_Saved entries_
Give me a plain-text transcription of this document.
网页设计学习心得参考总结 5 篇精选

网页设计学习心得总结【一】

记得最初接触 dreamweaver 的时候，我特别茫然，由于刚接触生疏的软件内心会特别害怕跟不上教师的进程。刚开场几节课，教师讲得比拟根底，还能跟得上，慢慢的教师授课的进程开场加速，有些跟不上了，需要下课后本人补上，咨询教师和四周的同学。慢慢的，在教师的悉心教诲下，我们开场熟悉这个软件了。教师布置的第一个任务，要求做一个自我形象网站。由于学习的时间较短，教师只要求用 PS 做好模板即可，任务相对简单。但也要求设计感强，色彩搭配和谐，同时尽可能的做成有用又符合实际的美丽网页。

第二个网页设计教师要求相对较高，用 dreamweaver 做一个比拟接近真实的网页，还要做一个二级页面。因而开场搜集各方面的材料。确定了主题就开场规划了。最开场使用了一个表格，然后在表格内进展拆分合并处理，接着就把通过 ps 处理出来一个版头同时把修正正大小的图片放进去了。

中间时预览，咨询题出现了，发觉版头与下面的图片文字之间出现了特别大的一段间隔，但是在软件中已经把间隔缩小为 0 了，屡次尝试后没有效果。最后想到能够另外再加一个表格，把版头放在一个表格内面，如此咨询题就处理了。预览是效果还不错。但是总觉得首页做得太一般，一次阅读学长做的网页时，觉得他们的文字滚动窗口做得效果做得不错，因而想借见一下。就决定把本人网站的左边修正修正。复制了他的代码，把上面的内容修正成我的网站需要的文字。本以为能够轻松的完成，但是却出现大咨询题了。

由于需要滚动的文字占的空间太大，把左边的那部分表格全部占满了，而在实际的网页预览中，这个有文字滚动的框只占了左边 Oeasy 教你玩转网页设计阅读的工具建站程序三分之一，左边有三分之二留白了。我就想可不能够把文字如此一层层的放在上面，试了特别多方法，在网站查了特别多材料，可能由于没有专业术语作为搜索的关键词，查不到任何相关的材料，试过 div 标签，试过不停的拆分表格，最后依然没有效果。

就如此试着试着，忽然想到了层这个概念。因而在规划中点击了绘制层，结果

_JOB_
Print the material above once more, exactly.

_RESPONSE FOR THIS EXERCISE_
Give me a plain-text transcription of this document.
网页设计学习心得参考总结 5 篇精选

网页设计学习心得总结【一】

记得最初接触 dreamweaver 的时候，我特别茫然，由于刚接触生疏的软件内心会特别害怕跟不上教师的进程。刚开场几节课，教师讲得比拟根底，还能跟得上，慢慢的教师授课的进程开场加速，有些跟不上了，需要下课后本人补上，咨询教师和四周的同学。慢慢的，在教师的悉心教诲下，我们开场熟悉这个软件了。教师布置的第一个任务，要求做一个自我形象网站。由于学习的时间较短，教师只要求用 PS 做好模板即可，任务相对简单。但也要求设计感强，色彩搭配和谐，同时尽可能的做成有用又符合实际的美丽网页。

第二个网页设计教师要求相对较高，用 dreamweaver 做一个比拟接近真实的网页，还要做一个二级页面。因而开场搜集各方面的材料。确定了主题就开场规划了。最开场使用了一个表格，然后在表格内进展拆分合并处理，接着就把通过 ps 处理出来一个版头同时把修正正大小的图片放进去了。

中间时预览，咨询题出现了，发觉版头与下面的图片文字之间出现了特别大的一段间隔，但是在软件中已经把间隔缩小为 0 了，屡次尝试后没有效果。最后想到能够另外再加一个表格，把版头放在一个表格内面，如此咨询题就处理了。预览是效果还不错。但是总觉得首页做得太一般，一次阅读学长做的网页时，觉得他们的文字滚动窗口做得效果做得不错，因而想借见一下。就决定把本人网站的左边修正修正。复制了他的代码，把上面的内容修正成我的网站需要的文字。本以为能够轻松的完成，但是却出现大咨询题了。

由于需要滚动的文字占的空间太大，把左边的那部分表格全部占满了，而在实际的网页预览中，这个有文字滚动的框只占了左边 Oeasy 教你玩转网页设计阅读的工具建站程序三分之一，左边有三分之二留白了。我就想可不能够把文字如此一层层的放在上面，试了特别多方法，在网站查了特别多材料，可能由于没有专业术语作为搜索的关键词，查不到任何相关的材料，试过 div 标签，试过不停的拆分表格，最后依然没有效果。

就如此试着试着，忽然想到了层这个概念。因而在规划中点击了绘制层，结果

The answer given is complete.